Find and copy every line in the records that includes the string "בעיניים".

(Data records)
__________________________________________________

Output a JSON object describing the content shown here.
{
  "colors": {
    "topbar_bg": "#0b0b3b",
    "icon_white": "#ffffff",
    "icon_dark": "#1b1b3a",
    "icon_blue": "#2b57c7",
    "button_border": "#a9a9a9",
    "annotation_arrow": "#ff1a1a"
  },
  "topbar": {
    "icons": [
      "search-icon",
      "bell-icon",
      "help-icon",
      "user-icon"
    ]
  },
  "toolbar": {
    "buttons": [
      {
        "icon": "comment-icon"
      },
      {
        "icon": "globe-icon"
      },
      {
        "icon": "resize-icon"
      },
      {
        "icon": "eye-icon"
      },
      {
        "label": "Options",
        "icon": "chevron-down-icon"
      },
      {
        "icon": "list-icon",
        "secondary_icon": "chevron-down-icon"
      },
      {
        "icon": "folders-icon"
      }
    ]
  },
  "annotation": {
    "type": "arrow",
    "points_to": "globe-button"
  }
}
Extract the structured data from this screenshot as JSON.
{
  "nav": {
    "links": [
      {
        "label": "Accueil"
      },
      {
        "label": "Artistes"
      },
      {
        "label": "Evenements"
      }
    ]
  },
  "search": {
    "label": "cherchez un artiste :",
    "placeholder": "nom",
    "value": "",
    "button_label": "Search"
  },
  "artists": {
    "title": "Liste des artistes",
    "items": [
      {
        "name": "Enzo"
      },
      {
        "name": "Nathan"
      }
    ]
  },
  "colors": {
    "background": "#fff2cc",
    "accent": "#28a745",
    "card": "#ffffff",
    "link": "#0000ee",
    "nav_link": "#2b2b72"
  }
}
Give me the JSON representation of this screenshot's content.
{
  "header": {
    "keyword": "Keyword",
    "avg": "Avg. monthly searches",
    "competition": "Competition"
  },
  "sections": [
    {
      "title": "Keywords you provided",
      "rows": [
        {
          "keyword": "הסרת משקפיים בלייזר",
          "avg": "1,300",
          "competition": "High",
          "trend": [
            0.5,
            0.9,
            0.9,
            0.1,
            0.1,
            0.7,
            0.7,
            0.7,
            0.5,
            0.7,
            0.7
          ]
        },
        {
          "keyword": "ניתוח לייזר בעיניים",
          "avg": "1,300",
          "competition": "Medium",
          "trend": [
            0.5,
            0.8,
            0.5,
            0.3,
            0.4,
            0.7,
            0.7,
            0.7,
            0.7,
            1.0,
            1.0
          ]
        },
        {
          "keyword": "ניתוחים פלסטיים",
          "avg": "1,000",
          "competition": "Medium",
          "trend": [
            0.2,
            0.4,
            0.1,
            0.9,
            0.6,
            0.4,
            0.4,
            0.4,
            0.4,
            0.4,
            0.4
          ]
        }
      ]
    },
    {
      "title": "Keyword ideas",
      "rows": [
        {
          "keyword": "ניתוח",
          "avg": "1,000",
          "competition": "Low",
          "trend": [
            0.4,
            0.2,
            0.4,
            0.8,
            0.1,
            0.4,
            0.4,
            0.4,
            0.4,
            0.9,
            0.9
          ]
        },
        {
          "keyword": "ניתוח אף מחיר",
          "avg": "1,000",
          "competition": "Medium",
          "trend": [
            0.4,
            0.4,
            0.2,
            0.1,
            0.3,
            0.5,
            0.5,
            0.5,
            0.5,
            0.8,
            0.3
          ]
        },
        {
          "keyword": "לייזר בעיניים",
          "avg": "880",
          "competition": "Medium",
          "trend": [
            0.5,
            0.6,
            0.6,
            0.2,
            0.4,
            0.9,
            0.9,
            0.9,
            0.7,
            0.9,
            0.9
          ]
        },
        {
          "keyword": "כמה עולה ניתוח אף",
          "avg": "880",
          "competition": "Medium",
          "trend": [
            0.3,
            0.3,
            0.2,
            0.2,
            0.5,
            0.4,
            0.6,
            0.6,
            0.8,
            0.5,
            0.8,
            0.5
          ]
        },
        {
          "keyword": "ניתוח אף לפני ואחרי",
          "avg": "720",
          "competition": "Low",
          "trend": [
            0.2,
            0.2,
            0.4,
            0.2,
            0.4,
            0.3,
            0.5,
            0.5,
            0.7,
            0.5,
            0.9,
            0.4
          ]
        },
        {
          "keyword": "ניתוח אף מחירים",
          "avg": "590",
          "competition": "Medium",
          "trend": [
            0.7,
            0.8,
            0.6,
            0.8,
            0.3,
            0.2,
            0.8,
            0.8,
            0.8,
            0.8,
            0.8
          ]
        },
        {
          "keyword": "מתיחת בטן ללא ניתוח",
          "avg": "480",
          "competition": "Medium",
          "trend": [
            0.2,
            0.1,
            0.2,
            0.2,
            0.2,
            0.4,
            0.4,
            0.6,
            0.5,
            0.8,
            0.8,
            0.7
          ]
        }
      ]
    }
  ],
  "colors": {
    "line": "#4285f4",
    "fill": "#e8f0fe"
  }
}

__________________________________________________

Answer to this problem —
          "keyword": "ניתוח לייזר בעיניים",
          "keyword": "לייזר בעיניים",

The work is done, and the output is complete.